What to produce:
Skip any picture you find and retype all the remaining lines exactly.

··· Data in this exercise

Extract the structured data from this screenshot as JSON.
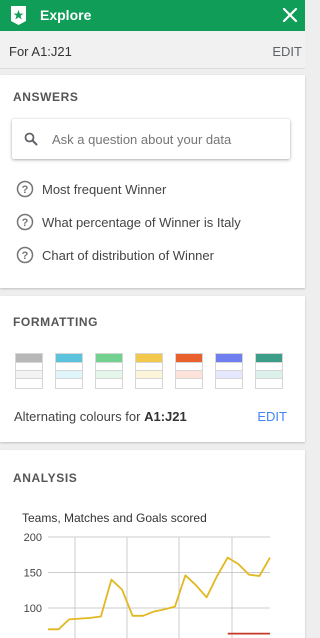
{
  "header": {
    "title": "Explore",
    "logo_icon": "explore-icon",
    "close_icon": "close-icon",
    "color": "#0f9d58"
  },
  "range": {
    "label": "For A1:J21",
    "edit": "EDIT"
  },
  "answers": {
    "title": "ANSWERS",
    "search": {
      "placeholder": "Ask a question about your data",
      "value": ""
    },
    "suggestions": [
      {
        "text": "Most frequent Winner"
      },
      {
        "text": "What percentage of Winner is Italy"
      },
      {
        "text": "Chart of distribution of Winner"
      }
    ]
  },
  "formatting": {
    "title": "FORMATTING",
    "swatches": [
      {
        "header": "#b7b7b7",
        "band": "#f3f3f3"
      },
      {
        "header": "#5bc4dc",
        "band": "#e0f5fa"
      },
      {
        "header": "#72d18f",
        "band": "#e3f6e9"
      },
      {
        "header": "#f2c94c",
        "band": "#fdf5d9"
      },
      {
        "header": "#e8602c",
        "band": "#fce2d8"
      },
      {
        "header": "#6f7ff0",
        "band": "#e5e8fd"
      },
      {
        "header": "#3c9e88",
        "band": "#dcf1ec"
      }
    ],
    "alt_label_prefix": "Alternating colours for ",
    "alt_label_range": "A1:J21",
    "edit": "EDIT"
  },
  "analysis": {
    "title": "ANALYSIS",
    "chart_data": {
      "type": "line",
      "title": "Teams, Matches and Goals scored",
      "ylim": [
        75,
        200
      ],
      "yticks": [
        "200",
        "150",
        "100"
      ],
      "grid": true,
      "series": [
        {
          "color": "#e2b821",
          "values": [
            70,
            70,
            84,
            85,
            86,
            88,
            140,
            126,
            89,
            89,
            95,
            98,
            102,
            146,
            132,
            115,
            145,
            171,
            162,
            147,
            145,
            171
          ]
        },
        {
          "color": "#c53929",
          "values": [
            null,
            null,
            null,
            null,
            null,
            null,
            null,
            null,
            null,
            null,
            null,
            null,
            null,
            null,
            null,
            null,
            null,
            64,
            64,
            64,
            64,
            64
          ]
        }
      ]
    }
  }
}
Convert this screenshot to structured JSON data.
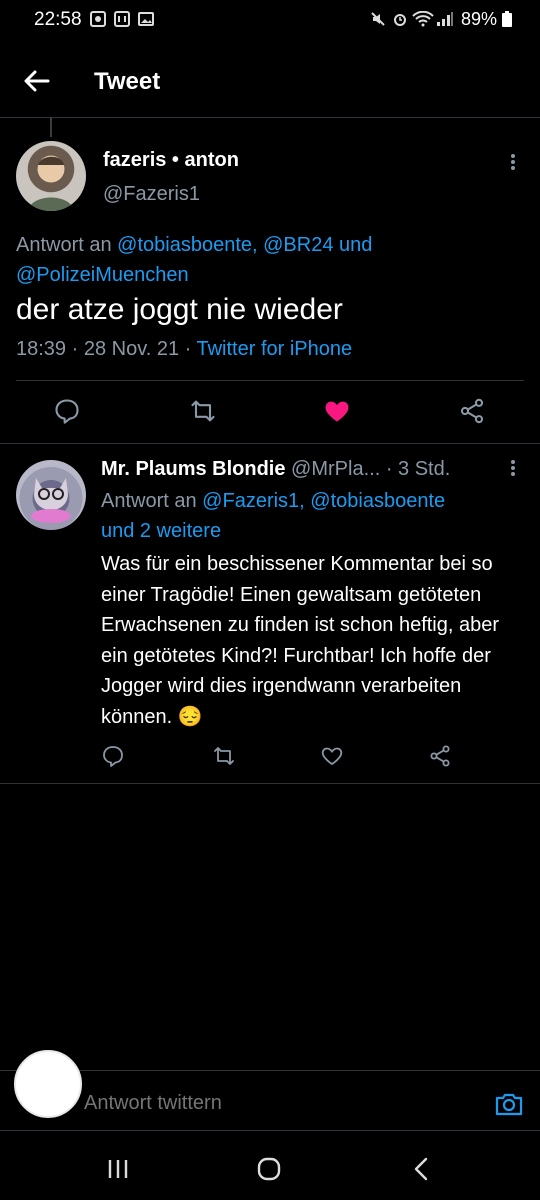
{
  "status_bar": {
    "time": "22:58",
    "battery": "89%"
  },
  "header": {
    "title": "Tweet"
  },
  "main_tweet": {
    "display_name": "fazeris • anton",
    "handle": "@Fazeris1",
    "reply_prefix": "Antwort an ",
    "reply_to_1": "@tobiasboente, @BR24",
    "reply_and": " und",
    "reply_to_2": "@PolizeiMuenchen",
    "text": "der atze joggt nie wieder",
    "timestamp": "18:39 · 28 Nov. 21 · ",
    "source": "Twitter for iPhone",
    "liked": true,
    "like_color": "#f91880"
  },
  "reply_tweet": {
    "display_name": "Mr. Plaums Blondie",
    "handle": "@MrPla...",
    "time": "· 3 Std.",
    "reply_prefix": "Antwort an ",
    "reply_to": "@Fazeris1, @tobiasboente",
    "reply_more": "und 2 weitere",
    "text": "Was für ein beschissener Kommentar bei so einer Tragödie! Einen gewaltsam getöteten Erwachsenen zu finden ist schon heftig, aber ein getötetes Kind?! Furchtbar! Ich hoffe der Jogger wird dies irgendwann verarbeiten können. 😔"
  },
  "compose": {
    "placeholder": "Antwort twittern"
  },
  "colors": {
    "accent": "#1d9bf0",
    "muted": "#8b98a5",
    "background": "#000000"
  }
}
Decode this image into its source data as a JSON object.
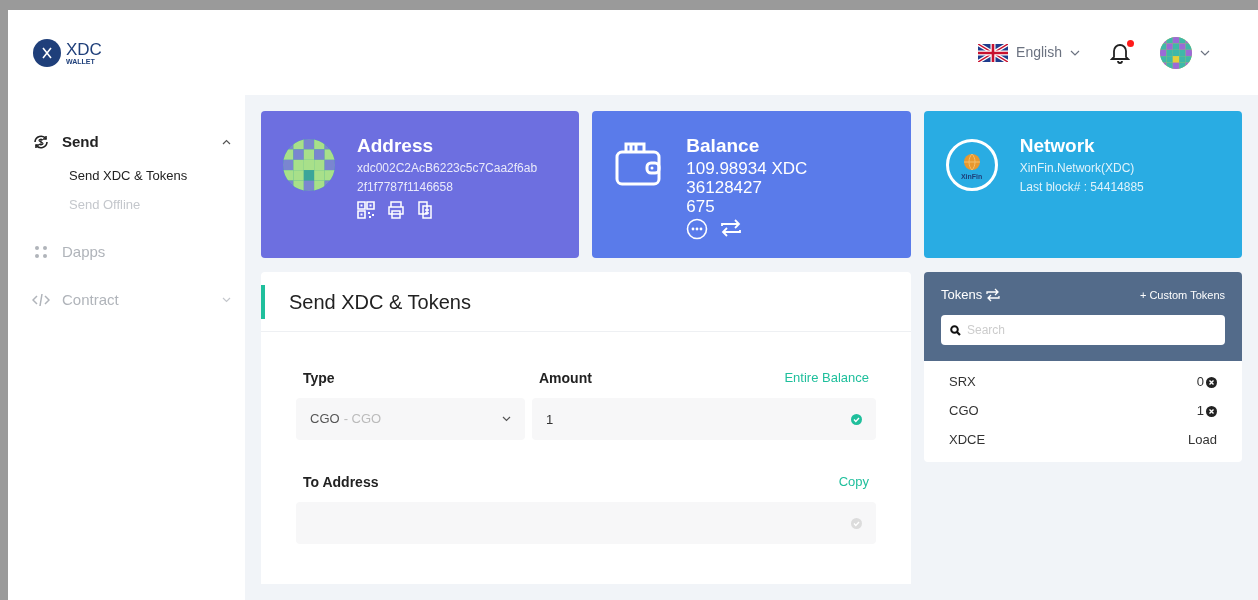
{
  "header": {
    "logo": {
      "title": "XDC",
      "subtitle": "WALLET"
    },
    "language": "English",
    "notifications": {
      "unread": true
    }
  },
  "sidebar": {
    "items": [
      {
        "label": "Send",
        "selected": true,
        "kind": "group",
        "expanded": true,
        "children": [
          {
            "label": "Send XDC & Tokens",
            "selected": true
          },
          {
            "label": "Send Offline",
            "selected": false
          }
        ]
      },
      {
        "label": "Dapps",
        "selected": false,
        "kind": "link"
      },
      {
        "label": "Contract",
        "selected": false,
        "kind": "group",
        "expanded": false
      }
    ]
  },
  "cards": [
    {
      "kind": "address",
      "title": "Address",
      "lines": [
        "xdc002C2AcB6223c5c7Caa2f6ab",
        "2f1f7787f1146658"
      ]
    },
    {
      "kind": "balance",
      "title": "Balance",
      "lines": [
        "109.98934 XDC",
        "36128427",
        "675"
      ]
    },
    {
      "kind": "network",
      "title": "Network",
      "lines": [
        "XinFin.Network(XDC)",
        "Last block# : 54414885"
      ],
      "logo_text": "XinFin"
    }
  ],
  "send_form": {
    "title": "Send XDC & Tokens",
    "type": {
      "label": "Type",
      "value": "CGO",
      "sub": "- CGO"
    },
    "amount": {
      "label": "Amount",
      "action": "Entire Balance",
      "value": "1",
      "valid": true
    },
    "to_address": {
      "label": "To Address",
      "action": "Copy",
      "valid": false
    }
  },
  "tokens": {
    "title": "Tokens",
    "action": "+ Custom Tokens",
    "search_placeholder": "Search",
    "rows": [
      {
        "symbol": "SRX",
        "kind": "balance",
        "value": "0"
      },
      {
        "symbol": "CGO",
        "kind": "balance",
        "value": "1"
      },
      {
        "symbol": "XDCE",
        "kind": "load",
        "value": "Load"
      }
    ]
  }
}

······

Complete output:
Extract the structured data from this screenshot as JSON.
{
  "header": {
    "title": "Explore",
    "logo_icon": "explore-icon",
    "close_icon": "close-icon",
    "color": "#0f9d58"
  },
  "range": {
    "label": "For A1:J21",
    "edit": "EDIT"
  },
  "answers": {
    "title": "ANSWERS",
    "search": {
      "placeholder": "Ask a question about your data",
      "value": ""
    },
    "suggestions": [
      {
        "text": "Most frequent Winner"
      },
      {
        "text": "What percentage of Winner is Italy"
      },
      {
        "text": "Chart of distribution of Winner"
      }
    ]
  },
  "formatting": {
    "title": "FORMATTING",
    "swatches": [
      {
        "header": "#b7b7b7",
        "band": "#f3f3f3"
      },
      {
        "header": "#5bc4dc",
        "band": "#e0f5fa"
      },
      {
        "header": "#72d18f",
        "band": "#e3f6e9"
      },
      {
        "header": "#f2c94c",
        "band": "#fdf5d9"
      },
      {
        "header": "#e8602c",
        "band": "#fce2d8"
      },
      {
        "header": "#6f7ff0",
        "band": "#e5e8fd"
      },
      {
        "header": "#3c9e88",
        "band": "#dcf1ec"
      }
    ],
    "alt_label_prefix": "Alternating colours for ",
    "alt_label_range": "A1:J21",
    "edit": "EDIT"
  },
  "analysis": {
    "title": "ANALYSIS",
    "chart_data": {
      "type": "line",
      "title": "Teams, Matches and Goals scored",
      "ylim": [
        75,
        200
      ],
      "yticks": [
        "200",
        "150",
        "100"
      ],
      "grid": true,
      "series": [
        {
          "color": "#e2b821",
          "values": [
            70,
            70,
            84,
            85,
            86,
            88,
            140,
            126,
            89,
            89,
            95,
            98,
            102,
            146,
            132,
            115,
            145,
            171,
            162,
            147,
            145,
            171
          ]
        },
        {
          "color": "#c53929",
          "values": [
            null,
            null,
            null,
            null,
            null,
            null,
            null,
            null,
            null,
            null,
            null,
            null,
            null,
            null,
            null,
            null,
            null,
            64,
            64,
            64,
            64,
            64
          ]
        }
      ]
    }
  }
}
Convert this screenshot to structured JSON data.
{
  "status_bar": {
    "time": "22:58",
    "battery": "89%"
  },
  "header": {
    "title": "Tweet"
  },
  "main_tweet": {
    "display_name": "fazeris • anton",
    "handle": "@Fazeris1",
    "reply_prefix": "Antwort an ",
    "reply_to_1": "@tobiasboente, @BR24",
    "reply_and": " und",
    "reply_to_2": "@PolizeiMuenchen",
    "text": "der atze joggt nie wieder",
    "timestamp": "18:39 · 28 Nov. 21 · ",
    "source": "Twitter for iPhone",
    "liked": true,
    "like_color": "#f91880"
  },
  "reply_tweet": {
    "display_name": "Mr. Plaums Blondie",
    "handle": "@MrPla...",
    "time": "· 3 Std.",
    "reply_prefix": "Antwort an ",
    "reply_to": "@Fazeris1, @tobiasboente",
    "reply_more": "und 2 weitere",
    "text": "Was für ein beschissener Kommentar bei so einer Tragödie! Einen gewaltsam getöteten Erwachsenen zu finden ist schon heftig, aber ein getötetes Kind?! Furchtbar! Ich hoffe der Jogger wird dies irgendwann verarbeiten können. 😔"
  },
  "compose": {
    "placeholder": "Antwort twittern"
  },
  "colors": {
    "accent": "#1d9bf0",
    "muted": "#8b98a5",
    "background": "#000000"
  }
}
Decode this image into its source data as a JSON object.
{
  "header": {
    "logo": {
      "title": "XDC",
      "subtitle": "WALLET"
    },
    "language": "English",
    "notifications": {
      "unread": true
    }
  },
  "sidebar": {
    "items": [
      {
        "label": "Send",
        "selected": true,
        "kind": "group",
        "expanded": true,
        "children": [
          {
            "label": "Send XDC & Tokens",
            "selected": true
          },
          {
            "label": "Send Offline",
            "selected": false
          }
        ]
      },
      {
        "label": "Dapps",
        "selected": false,
        "kind": "link"
      },
      {
        "label": "Contract",
        "selected": false,
        "kind": "group",
        "expanded": false
      }
    ]
  },
  "cards": [
    {
      "kind": "address",
      "title": "Address",
      "lines": [
        "xdc002C2AcB6223c5c7Caa2f6ab",
        "2f1f7787f1146658"
      ]
    },
    {
      "kind": "balance",
      "title": "Balance",
      "lines": [
        "109.98934 XDC",
        "36128427",
        "675"
      ]
    },
    {
      "kind": "network",
      "title": "Network",
      "lines": [
        "XinFin.Network(XDC)",
        "Last block# : 54414885"
      ],
      "logo_text": "XinFin"
    }
  ],
  "send_form": {
    "title": "Send XDC & Tokens",
    "type": {
      "label": "Type",
      "value": "CGO",
      "sub": "- CGO"
    },
    "amount": {
      "label": "Amount",
      "action": "Entire Balance",
      "value": "1",
      "valid": true
    },
    "to_address": {
      "label": "To Address",
      "action": "Copy",
      "valid": false
    }
  },
  "tokens": {
    "title": "Tokens",
    "action": "+ Custom Tokens",
    "search_placeholder": "Search",
    "rows": [
      {
        "symbol": "SRX",
        "kind": "balance",
        "value": "0"
      },
      {
        "symbol": "CGO",
        "kind": "balance",
        "value": "1"
      },
      {
        "symbol": "XDCE",
        "kind": "load",
        "value": "Load"
      }
    ]
  }
}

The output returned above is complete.